Collected data entries:

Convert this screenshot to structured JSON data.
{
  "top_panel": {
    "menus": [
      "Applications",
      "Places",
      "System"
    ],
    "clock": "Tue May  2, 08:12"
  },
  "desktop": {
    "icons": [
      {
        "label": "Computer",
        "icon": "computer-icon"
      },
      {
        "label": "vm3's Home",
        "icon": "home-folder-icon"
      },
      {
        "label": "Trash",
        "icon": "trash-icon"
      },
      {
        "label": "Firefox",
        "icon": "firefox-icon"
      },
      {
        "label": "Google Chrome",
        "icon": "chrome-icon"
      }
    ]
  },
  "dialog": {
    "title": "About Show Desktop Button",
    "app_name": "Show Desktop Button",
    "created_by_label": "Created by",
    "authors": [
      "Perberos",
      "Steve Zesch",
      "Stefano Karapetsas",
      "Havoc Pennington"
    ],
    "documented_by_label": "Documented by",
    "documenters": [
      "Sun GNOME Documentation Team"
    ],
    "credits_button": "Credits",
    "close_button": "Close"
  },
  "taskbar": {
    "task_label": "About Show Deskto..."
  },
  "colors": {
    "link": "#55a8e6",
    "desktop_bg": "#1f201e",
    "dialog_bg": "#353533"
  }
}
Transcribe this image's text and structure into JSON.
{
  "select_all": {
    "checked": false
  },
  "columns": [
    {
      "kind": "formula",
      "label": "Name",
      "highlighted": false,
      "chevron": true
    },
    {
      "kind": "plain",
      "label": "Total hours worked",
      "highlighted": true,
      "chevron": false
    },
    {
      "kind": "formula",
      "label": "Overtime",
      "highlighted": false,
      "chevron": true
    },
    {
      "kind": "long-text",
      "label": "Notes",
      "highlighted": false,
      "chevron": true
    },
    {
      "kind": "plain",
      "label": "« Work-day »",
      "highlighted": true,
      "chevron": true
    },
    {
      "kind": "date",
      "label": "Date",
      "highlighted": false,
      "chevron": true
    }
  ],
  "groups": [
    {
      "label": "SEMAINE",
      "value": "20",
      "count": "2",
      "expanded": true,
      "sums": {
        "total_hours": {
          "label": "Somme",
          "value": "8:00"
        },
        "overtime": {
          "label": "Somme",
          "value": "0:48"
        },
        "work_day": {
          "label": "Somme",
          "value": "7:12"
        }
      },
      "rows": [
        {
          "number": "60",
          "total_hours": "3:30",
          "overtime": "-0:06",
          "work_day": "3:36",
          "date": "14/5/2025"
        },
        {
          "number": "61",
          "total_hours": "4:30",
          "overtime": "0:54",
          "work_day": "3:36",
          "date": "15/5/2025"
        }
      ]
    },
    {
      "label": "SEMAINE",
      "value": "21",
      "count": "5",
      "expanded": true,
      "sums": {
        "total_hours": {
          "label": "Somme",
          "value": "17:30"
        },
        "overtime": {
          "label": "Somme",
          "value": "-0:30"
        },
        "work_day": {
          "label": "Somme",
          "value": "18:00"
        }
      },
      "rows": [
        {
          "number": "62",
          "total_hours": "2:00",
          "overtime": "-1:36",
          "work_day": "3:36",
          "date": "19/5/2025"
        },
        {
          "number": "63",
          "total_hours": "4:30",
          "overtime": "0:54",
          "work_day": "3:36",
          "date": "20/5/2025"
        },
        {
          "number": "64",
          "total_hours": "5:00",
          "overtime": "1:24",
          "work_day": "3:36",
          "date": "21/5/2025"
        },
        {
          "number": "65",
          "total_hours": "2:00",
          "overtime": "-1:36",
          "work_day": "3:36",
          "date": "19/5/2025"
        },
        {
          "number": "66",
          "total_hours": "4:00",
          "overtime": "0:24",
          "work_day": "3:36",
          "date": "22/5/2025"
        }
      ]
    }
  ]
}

■ TO DO ■
Report all lines of the material that contain the word "value".

■ EXERCISE ANSWER ■
      "value": "20",
          "value": "8:00"
          "value": "0:48"
          "value": "7:12"
      "value": "21",
          "value": "17:30"
          "value": "-0:30"
          "value": "18:00"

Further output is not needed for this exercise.